SET PROBLEM:
Go through the lines below and copy each one that holds the string "прилагательные".

RECORDS FOR THIS EXERCISE:
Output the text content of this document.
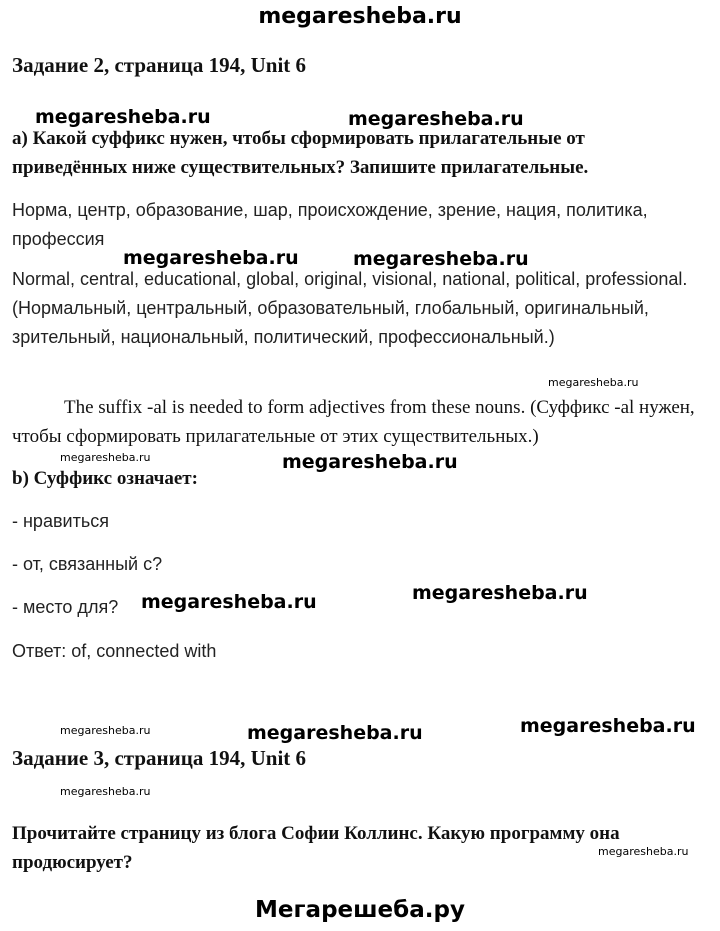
megaresheba.ru
Задание 2, страница 194, Unit 6
megaresheba.ru	megaresheba.ru
a) Какой суффикс нужен, чтобы сформировать прилагательные от приведённых ниже существительных? Запишите прилагательные.
Норма, центр, образование, шар, происхождение, зрение, нация, политика, профессия
megaresheba.ru	megaresheba.ru
Normal, central, educational, global, original, visional, national, political, professional. (Нормальный, центральный, образовательный, глобальный, оригинальный, зрительный, национальный, политический, профессиональный.)
megaresheba.ru
The suffix -al is needed to form adjectives from these nouns. (Суффикс -al нужен, чтобы сформировать прилагательные от этих существительных.)
megaresheba.ru	megaresheba.ru
b) Суффикс означает:
- нравиться
- от, связанный с?
- место для?	megaresheba.ru	megaresheba.ru
Ответ: of, connected with
megaresheba.ru	megaresheba.ru	megaresheba.ru
Задание 3, страница 194, Unit 6
megaresheba.ru
Прочитайте страницу из блога Софии Коллинс. Какую программу она продюсирует?
megaresheba.ru
Мегарешеба.ру
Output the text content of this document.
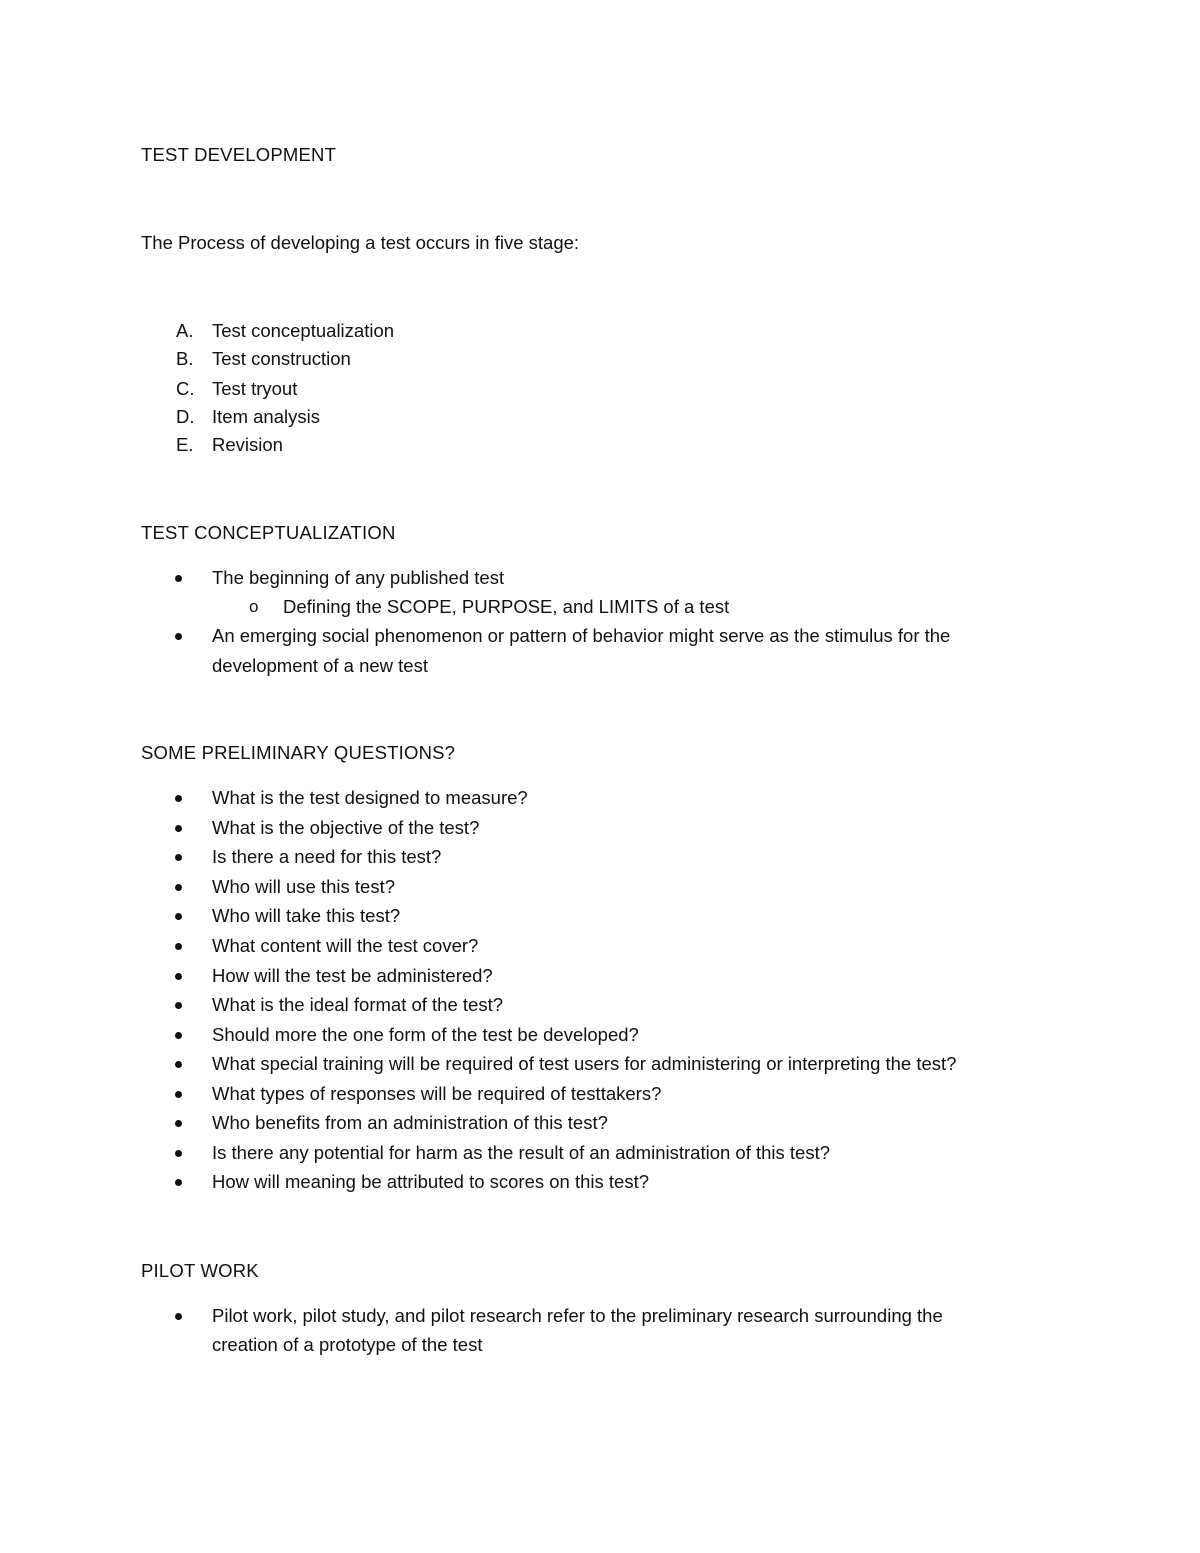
TEST DEVELOPMENT
The Process of developing a test occurs in five stage:
A. Test conceptualization
B. Test construction
C. Test tryout
D. Item analysis
E. Revision
TEST CONCEPTUALIZATION
The beginning of any published test
o Defining the SCOPE, PURPOSE, and LIMITS of a test
An emerging social phenomenon or pattern of behavior might serve as the stimulus for the
development of a new test
SOME PRELIMINARY QUESTIONS?
What is the test designed to measure?
What is the objective of the test?
Is there a need for this test?
Who will use this test?
Who will take this test?
What content will the test cover?
How will the test be administered?
What is the ideal format of the test?
Should more the one form of the test be developed?
What special training will be required of test users for administering or interpreting the test?
What types of responses will be required of testtakers?
Who benefits from an administration of this test?
Is there any potential for harm as the result of an administration of this test?
How will meaning be attributed to scores on this test?
PILOT WORK
Pilot work, pilot study, and pilot research refer to the preliminary research surrounding the
creation of a prototype of the test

WRITTEN SOLUTION:
a) Какой суффикс нужен, чтобы сформировать прилагательные от приведённых ниже существительных? Запишите прилагательные.
The suffix -al is needed to form adjectives from these nouns. (Суффикс -al нужен, чтобы сформировать прилагательные от этих существительных.)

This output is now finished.